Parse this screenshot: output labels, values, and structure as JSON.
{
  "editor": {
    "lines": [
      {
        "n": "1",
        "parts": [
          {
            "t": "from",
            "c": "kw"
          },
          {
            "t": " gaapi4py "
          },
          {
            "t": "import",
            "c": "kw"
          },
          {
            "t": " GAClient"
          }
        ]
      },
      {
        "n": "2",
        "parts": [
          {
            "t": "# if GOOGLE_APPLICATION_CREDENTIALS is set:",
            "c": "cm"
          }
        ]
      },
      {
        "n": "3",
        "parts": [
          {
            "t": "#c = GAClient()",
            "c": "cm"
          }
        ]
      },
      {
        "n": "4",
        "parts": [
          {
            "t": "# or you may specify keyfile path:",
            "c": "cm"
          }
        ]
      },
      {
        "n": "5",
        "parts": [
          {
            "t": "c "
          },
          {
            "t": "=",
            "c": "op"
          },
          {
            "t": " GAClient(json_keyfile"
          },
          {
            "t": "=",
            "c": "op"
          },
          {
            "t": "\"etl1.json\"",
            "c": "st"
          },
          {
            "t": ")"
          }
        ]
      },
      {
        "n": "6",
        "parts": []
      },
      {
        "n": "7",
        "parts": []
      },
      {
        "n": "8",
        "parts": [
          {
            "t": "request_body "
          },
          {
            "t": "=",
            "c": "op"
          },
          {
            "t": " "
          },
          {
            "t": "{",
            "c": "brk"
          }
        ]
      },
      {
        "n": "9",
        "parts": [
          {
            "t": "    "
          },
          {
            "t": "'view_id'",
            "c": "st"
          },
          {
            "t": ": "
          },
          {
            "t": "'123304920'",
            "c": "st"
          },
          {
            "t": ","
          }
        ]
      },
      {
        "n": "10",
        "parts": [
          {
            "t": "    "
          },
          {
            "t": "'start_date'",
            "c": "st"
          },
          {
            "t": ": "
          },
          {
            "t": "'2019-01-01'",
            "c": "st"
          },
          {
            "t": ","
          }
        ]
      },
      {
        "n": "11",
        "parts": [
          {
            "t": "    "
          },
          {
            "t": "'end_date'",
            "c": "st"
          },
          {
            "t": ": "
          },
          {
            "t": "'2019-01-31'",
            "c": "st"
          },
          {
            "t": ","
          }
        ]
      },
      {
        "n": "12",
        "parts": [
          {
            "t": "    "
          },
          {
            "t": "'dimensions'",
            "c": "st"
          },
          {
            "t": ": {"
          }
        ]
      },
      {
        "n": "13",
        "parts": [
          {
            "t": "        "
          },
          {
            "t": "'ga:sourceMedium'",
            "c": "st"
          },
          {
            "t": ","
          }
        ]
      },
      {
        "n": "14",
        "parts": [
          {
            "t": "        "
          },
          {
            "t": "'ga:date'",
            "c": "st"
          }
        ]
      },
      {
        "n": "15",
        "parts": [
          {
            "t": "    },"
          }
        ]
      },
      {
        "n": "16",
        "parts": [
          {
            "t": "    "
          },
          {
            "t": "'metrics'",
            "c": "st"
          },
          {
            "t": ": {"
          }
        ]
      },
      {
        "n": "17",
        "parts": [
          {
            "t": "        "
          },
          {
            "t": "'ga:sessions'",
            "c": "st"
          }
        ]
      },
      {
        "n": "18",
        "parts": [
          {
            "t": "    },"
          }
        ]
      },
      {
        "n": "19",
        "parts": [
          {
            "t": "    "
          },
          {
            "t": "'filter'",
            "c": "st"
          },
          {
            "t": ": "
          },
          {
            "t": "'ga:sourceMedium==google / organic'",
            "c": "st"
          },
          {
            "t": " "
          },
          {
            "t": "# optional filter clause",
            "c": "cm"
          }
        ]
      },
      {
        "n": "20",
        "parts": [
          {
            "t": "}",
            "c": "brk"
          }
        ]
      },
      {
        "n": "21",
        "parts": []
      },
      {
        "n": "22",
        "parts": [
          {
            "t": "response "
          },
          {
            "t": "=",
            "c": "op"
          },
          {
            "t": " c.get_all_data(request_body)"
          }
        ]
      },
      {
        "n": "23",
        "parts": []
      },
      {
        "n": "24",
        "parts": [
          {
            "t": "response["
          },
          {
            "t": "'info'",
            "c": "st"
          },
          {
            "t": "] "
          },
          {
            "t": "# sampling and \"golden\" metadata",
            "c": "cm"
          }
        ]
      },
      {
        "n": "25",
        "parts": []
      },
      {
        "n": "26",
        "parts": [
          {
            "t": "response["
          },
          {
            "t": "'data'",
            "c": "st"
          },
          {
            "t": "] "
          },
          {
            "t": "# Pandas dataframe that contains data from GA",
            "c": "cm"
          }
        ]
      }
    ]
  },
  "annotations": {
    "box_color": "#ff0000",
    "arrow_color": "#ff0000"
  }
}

== == ==

* **Problem to solve**:
Every record above should be output exactly.

* **Final answer**:
Parse this screenshot: output labels, values, and structure as JSON.
{
  "editor": {
    "lines": [
      {
        "n": "1",
        "parts": [
          {
            "t": "from",
            "c": "kw"
          },
          {
            "t": " gaapi4py "
          },
          {
            "t": "import",
            "c": "kw"
          },
          {
            "t": " GAClient"
          }
        ]
      },
      {
        "n": "2",
        "parts": [
          {
            "t": "# if GOOGLE_APPLICATION_CREDENTIALS is set:",
            "c": "cm"
          }
        ]
      },
      {
        "n": "3",
        "parts": [
          {
            "t": "#c = GAClient()",
            "c": "cm"
          }
        ]
      },
      {
        "n": "4",
        "parts": [
          {
            "t": "# or you may specify keyfile path:",
            "c": "cm"
          }
        ]
      },
      {
        "n": "5",
        "parts": [
          {
            "t": "c "
          },
          {
            "t": "=",
            "c": "op"
          },
          {
            "t": " GAClient(json_keyfile"
          },
          {
            "t": "=",
            "c": "op"
          },
          {
            "t": "\"etl1.json\"",
            "c": "st"
          },
          {
            "t": ")"
          }
        ]
      },
      {
        "n": "6",
        "parts": []
      },
      {
        "n": "7",
        "parts": []
      },
      {
        "n": "8",
        "parts": [
          {
            "t": "request_body "
          },
          {
            "t": "=",
            "c": "op"
          },
          {
            "t": " "
          },
          {
            "t": "{",
            "c": "brk"
          }
        ]
      },
      {
        "n": "9",
        "parts": [
          {
            "t": "    "
          },
          {
            "t": "'view_id'",
            "c": "st"
          },
          {
            "t": ": "
          },
          {
            "t": "'123304920'",
            "c": "st"
          },
          {
            "t": ","
          }
        ]
      },
      {
        "n": "10",
        "parts": [
          {
            "t": "    "
          },
          {
            "t": "'start_date'",
            "c": "st"
          },
          {
            "t": ": "
          },
          {
            "t": "'2019-01-01'",
            "c": "st"
          },
          {
            "t": ","
          }
        ]
      },
      {
        "n": "11",
        "parts": [
          {
            "t": "    "
          },
          {
            "t": "'end_date'",
            "c": "st"
          },
          {
            "t": ": "
          },
          {
            "t": "'2019-01-31'",
            "c": "st"
          },
          {
            "t": ","
          }
        ]
      },
      {
        "n": "12",
        "parts": [
          {
            "t": "    "
          },
          {
            "t": "'dimensions'",
            "c": "st"
          },
          {
            "t": ": {"
          }
        ]
      },
      {
        "n": "13",
        "parts": [
          {
            "t": "        "
          },
          {
            "t": "'ga:sourceMedium'",
            "c": "st"
          },
          {
            "t": ","
          }
        ]
      },
      {
        "n": "14",
        "parts": [
          {
            "t": "        "
          },
          {
            "t": "'ga:date'",
            "c": "st"
          }
        ]
      },
      {
        "n": "15",
        "parts": [
          {
            "t": "    },"
          }
        ]
      },
      {
        "n": "16",
        "parts": [
          {
            "t": "    "
          },
          {
            "t": "'metrics'",
            "c": "st"
          },
          {
            "t": ": {"
          }
        ]
      },
      {
        "n": "17",
        "parts": [
          {
            "t": "        "
          },
          {
            "t": "'ga:sessions'",
            "c": "st"
          }
        ]
      },
      {
        "n": "18",
        "parts": [
          {
            "t": "    },"
          }
        ]
      },
      {
        "n": "19",
        "parts": [
          {
            "t": "    "
          },
          {
            "t": "'filter'",
            "c": "st"
          },
          {
            "t": ": "
          },
          {
            "t": "'ga:sourceMedium==google / organic'",
            "c": "st"
          },
          {
            "t": " "
          },
          {
            "t": "# optional filter clause",
            "c": "cm"
          }
        ]
      },
      {
        "n": "20",
        "parts": [
          {
            "t": "}",
            "c": "brk"
          }
        ]
      },
      {
        "n": "21",
        "parts": []
      },
      {
        "n": "22",
        "parts": [
          {
            "t": "response "
          },
          {
            "t": "=",
            "c": "op"
          },
          {
            "t": " c.get_all_data(request_body)"
          }
        ]
      },
      {
        "n": "23",
        "parts": []
      },
      {
        "n": "24",
        "parts": [
          {
            "t": "response["
          },
          {
            "t": "'info'",
            "c": "st"
          },
          {
            "t": "] "
          },
          {
            "t": "# sampling and \"golden\" metadata",
            "c": "cm"
          }
        ]
      },
      {
        "n": "25",
        "parts": []
      },
      {
        "n": "26",
        "parts": [
          {
            "t": "response["
          },
          {
            "t": "'data'",
            "c": "st"
          },
          {
            "t": "] "
          },
          {
            "t": "# Pandas dataframe that contains data from GA",
            "c": "cm"
          }
        ]
      }
    ]
  },
  "annotations": {
    "box_color": "#ff0000",
    "arrow_color": "#ff0000"
  }
}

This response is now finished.